▶ **Set problem**: All of the data should be output character for character, except the pictures.

Excerpts from a figure dataset:
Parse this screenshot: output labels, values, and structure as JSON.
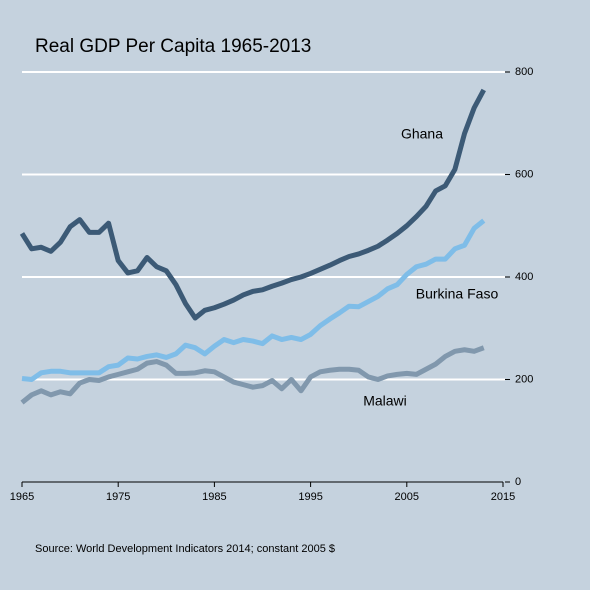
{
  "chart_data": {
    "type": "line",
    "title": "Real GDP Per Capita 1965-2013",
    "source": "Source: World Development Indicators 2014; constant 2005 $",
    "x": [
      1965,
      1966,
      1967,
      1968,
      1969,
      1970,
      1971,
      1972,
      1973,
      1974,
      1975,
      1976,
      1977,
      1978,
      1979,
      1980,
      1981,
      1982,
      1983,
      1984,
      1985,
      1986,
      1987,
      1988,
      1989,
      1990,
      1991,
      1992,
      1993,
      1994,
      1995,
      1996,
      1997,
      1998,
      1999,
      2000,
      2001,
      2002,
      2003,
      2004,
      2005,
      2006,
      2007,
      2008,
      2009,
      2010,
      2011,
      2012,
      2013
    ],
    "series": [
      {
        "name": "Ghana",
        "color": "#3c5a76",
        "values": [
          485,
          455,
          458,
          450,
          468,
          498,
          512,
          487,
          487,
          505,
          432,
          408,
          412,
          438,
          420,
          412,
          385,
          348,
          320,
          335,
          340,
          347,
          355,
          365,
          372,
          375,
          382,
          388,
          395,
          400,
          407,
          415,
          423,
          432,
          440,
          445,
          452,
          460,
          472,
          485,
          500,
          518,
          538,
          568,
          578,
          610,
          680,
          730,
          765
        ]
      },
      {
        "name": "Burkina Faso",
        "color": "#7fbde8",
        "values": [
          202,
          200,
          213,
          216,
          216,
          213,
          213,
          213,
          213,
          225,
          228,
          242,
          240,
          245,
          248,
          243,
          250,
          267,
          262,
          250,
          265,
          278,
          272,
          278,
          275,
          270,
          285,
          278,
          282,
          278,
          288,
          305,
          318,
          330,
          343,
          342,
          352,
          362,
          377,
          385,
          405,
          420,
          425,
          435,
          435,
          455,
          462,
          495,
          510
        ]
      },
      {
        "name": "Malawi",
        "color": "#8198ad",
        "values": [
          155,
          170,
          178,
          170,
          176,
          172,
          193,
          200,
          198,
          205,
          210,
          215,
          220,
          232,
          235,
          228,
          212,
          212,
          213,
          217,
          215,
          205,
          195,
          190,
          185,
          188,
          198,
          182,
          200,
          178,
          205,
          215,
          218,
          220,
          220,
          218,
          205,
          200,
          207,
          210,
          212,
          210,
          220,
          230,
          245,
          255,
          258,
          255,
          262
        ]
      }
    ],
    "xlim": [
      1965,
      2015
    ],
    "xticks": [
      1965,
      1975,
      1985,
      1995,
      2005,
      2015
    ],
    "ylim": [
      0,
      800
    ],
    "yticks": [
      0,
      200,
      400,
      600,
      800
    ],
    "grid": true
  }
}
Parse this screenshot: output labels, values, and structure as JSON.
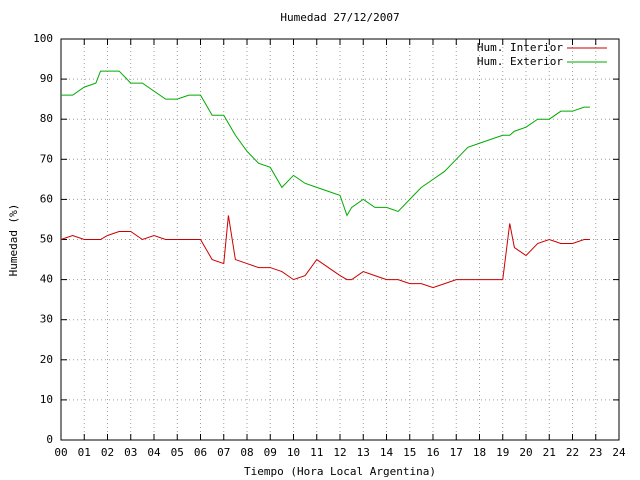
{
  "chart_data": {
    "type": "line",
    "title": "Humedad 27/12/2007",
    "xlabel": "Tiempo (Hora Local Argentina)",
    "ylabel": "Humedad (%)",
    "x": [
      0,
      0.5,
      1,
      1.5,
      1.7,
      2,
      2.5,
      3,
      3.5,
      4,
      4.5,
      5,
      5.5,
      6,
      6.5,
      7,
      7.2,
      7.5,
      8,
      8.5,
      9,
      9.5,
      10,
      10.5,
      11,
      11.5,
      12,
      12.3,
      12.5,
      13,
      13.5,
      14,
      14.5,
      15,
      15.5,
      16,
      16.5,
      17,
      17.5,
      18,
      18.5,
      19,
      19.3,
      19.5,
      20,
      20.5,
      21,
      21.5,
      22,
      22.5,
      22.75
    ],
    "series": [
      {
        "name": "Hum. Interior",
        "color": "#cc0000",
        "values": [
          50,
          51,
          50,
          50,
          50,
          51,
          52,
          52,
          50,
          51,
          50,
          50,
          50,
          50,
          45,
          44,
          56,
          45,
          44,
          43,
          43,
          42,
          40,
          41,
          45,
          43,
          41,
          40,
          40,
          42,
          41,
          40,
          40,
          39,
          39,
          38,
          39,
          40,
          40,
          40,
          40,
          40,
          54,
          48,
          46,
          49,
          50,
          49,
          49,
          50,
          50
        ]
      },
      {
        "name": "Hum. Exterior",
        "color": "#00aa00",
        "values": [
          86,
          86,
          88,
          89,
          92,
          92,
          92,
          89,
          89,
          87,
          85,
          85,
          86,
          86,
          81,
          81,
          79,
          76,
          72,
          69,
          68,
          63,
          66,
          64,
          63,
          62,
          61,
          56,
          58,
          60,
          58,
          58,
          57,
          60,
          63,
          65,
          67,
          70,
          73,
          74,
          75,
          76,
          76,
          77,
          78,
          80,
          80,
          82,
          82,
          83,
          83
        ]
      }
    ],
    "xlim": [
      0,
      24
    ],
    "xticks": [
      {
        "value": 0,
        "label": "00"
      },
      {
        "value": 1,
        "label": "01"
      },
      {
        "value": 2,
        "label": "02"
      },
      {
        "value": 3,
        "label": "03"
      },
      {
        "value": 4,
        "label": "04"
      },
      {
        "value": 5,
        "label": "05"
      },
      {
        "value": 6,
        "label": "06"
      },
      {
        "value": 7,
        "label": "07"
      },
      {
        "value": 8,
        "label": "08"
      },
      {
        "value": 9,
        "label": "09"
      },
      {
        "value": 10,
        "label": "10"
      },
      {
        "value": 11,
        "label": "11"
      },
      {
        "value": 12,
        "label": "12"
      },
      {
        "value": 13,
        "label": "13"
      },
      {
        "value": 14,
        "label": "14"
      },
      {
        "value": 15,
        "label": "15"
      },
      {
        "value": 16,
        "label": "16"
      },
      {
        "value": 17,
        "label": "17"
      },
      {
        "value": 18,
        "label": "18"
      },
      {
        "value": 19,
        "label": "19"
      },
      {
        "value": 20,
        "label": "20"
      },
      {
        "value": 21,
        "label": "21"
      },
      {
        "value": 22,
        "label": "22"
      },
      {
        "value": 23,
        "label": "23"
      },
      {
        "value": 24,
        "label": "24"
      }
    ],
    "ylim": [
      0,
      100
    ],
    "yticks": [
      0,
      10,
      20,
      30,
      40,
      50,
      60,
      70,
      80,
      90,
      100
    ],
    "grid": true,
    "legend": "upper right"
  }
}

▶ **Response to this exercise**:
Parse this screenshot: output labels, values, and structure as JSON.
{
  "chart_data": {
    "type": "line",
    "title": "Real GDP Per Capita 1965-2013",
    "source": "Source: World Development Indicators 2014; constant 2005 $",
    "x": [
      1965,
      1966,
      1967,
      1968,
      1969,
      1970,
      1971,
      1972,
      1973,
      1974,
      1975,
      1976,
      1977,
      1978,
      1979,
      1980,
      1981,
      1982,
      1983,
      1984,
      1985,
      1986,
      1987,
      1988,
      1989,
      1990,
      1991,
      1992,
      1993,
      1994,
      1995,
      1996,
      1997,
      1998,
      1999,
      2000,
      2001,
      2002,
      2003,
      2004,
      2005,
      2006,
      2007,
      2008,
      2009,
      2010,
      2011,
      2012,
      2013
    ],
    "series": [
      {
        "name": "Ghana",
        "color": "#3c5a76",
        "values": [
          485,
          455,
          458,
          450,
          468,
          498,
          512,
          487,
          487,
          505,
          432,
          408,
          412,
          438,
          420,
          412,
          385,
          348,
          320,
          335,
          340,
          347,
          355,
          365,
          372,
          375,
          382,
          388,
          395,
          400,
          407,
          415,
          423,
          432,
          440,
          445,
          452,
          460,
          472,
          485,
          500,
          518,
          538,
          568,
          578,
          610,
          680,
          730,
          765
        ]
      },
      {
        "name": "Burkina Faso",
        "color": "#7fbde8",
        "values": [
          202,
          200,
          213,
          216,
          216,
          213,
          213,
          213,
          213,
          225,
          228,
          242,
          240,
          245,
          248,
          243,
          250,
          267,
          262,
          250,
          265,
          278,
          272,
          278,
          275,
          270,
          285,
          278,
          282,
          278,
          288,
          305,
          318,
          330,
          343,
          342,
          352,
          362,
          377,
          385,
          405,
          420,
          425,
          435,
          435,
          455,
          462,
          495,
          510
        ]
      },
      {
        "name": "Malawi",
        "color": "#8198ad",
        "values": [
          155,
          170,
          178,
          170,
          176,
          172,
          193,
          200,
          198,
          205,
          210,
          215,
          220,
          232,
          235,
          228,
          212,
          212,
          213,
          217,
          215,
          205,
          195,
          190,
          185,
          188,
          198,
          182,
          200,
          178,
          205,
          215,
          218,
          220,
          220,
          218,
          205,
          200,
          207,
          210,
          212,
          210,
          220,
          230,
          245,
          255,
          258,
          255,
          262
        ]
      }
    ],
    "xlim": [
      1965,
      2015
    ],
    "xticks": [
      1965,
      1975,
      1985,
      1995,
      2005,
      2015
    ],
    "ylim": [
      0,
      800
    ],
    "yticks": [
      0,
      200,
      400,
      600,
      800
    ],
    "grid": true
  }
}
Parse this screenshot: output labels, values, and structure as JSON.
{
  "chart_data": {
    "type": "line",
    "title": "Humedad 27/12/2007",
    "xlabel": "Tiempo (Hora Local Argentina)",
    "ylabel": "Humedad (%)",
    "x": [
      0,
      0.5,
      1,
      1.5,
      1.7,
      2,
      2.5,
      3,
      3.5,
      4,
      4.5,
      5,
      5.5,
      6,
      6.5,
      7,
      7.2,
      7.5,
      8,
      8.5,
      9,
      9.5,
      10,
      10.5,
      11,
      11.5,
      12,
      12.3,
      12.5,
      13,
      13.5,
      14,
      14.5,
      15,
      15.5,
      16,
      16.5,
      17,
      17.5,
      18,
      18.5,
      19,
      19.3,
      19.5,
      20,
      20.5,
      21,
      21.5,
      22,
      22.5,
      22.75
    ],
    "series": [
      {
        "name": "Hum. Interior",
        "color": "#cc0000",
        "values": [
          50,
          51,
          50,
          50,
          50,
          51,
          52,
          52,
          50,
          51,
          50,
          50,
          50,
          50,
          45,
          44,
          56,
          45,
          44,
          43,
          43,
          42,
          40,
          41,
          45,
          43,
          41,
          40,
          40,
          42,
          41,
          40,
          40,
          39,
          39,
          38,
          39,
          40,
          40,
          40,
          40,
          40,
          54,
          48,
          46,
          49,
          50,
          49,
          49,
          50,
          50
        ]
      },
      {
        "name": "Hum. Exterior",
        "color": "#00aa00",
        "values": [
          86,
          86,
          88,
          89,
          92,
          92,
          92,
          89,
          89,
          87,
          85,
          85,
          86,
          86,
          81,
          81,
          79,
          76,
          72,
          69,
          68,
          63,
          66,
          64,
          63,
          62,
          61,
          56,
          58,
          60,
          58,
          58,
          57,
          60,
          63,
          65,
          67,
          70,
          73,
          74,
          75,
          76,
          76,
          77,
          78,
          80,
          80,
          82,
          82,
          83,
          83
        ]
      }
    ],
    "xlim": [
      0,
      24
    ],
    "xticks": [
      {
        "value": 0,
        "label": "00"
      },
      {
        "value": 1,
        "label": "01"
      },
      {
        "value": 2,
        "label": "02"
      },
      {
        "value": 3,
        "label": "03"
      },
      {
        "value": 4,
        "label": "04"
      },
      {
        "value": 5,
        "label": "05"
      },
      {
        "value": 6,
        "label": "06"
      },
      {
        "value": 7,
        "label": "07"
      },
      {
        "value": 8,
        "label": "08"
      },
      {
        "value": 9,
        "label": "09"
      },
      {
        "value": 10,
        "label": "10"
      },
      {
        "value": 11,
        "label": "11"
      },
      {
        "value": 12,
        "label": "12"
      },
      {
        "value": 13,
        "label": "13"
      },
      {
        "value": 14,
        "label": "14"
      },
      {
        "value": 15,
        "label": "15"
      },
      {
        "value": 16,
        "label": "16"
      },
      {
        "value": 17,
        "label": "17"
      },
      {
        "value": 18,
        "label": "18"
      },
      {
        "value": 19,
        "label": "19"
      },
      {
        "value": 20,
        "label": "20"
      },
      {
        "value": 21,
        "label": "21"
      },
      {
        "value": 22,
        "label": "22"
      },
      {
        "value": 23,
        "label": "23"
      },
      {
        "value": 24,
        "label": "24"
      }
    ],
    "ylim": [
      0,
      100
    ],
    "yticks": [
      0,
      10,
      20,
      30,
      40,
      50,
      60,
      70,
      80,
      90,
      100
    ],
    "grid": true,
    "legend": "upper right"
  }
}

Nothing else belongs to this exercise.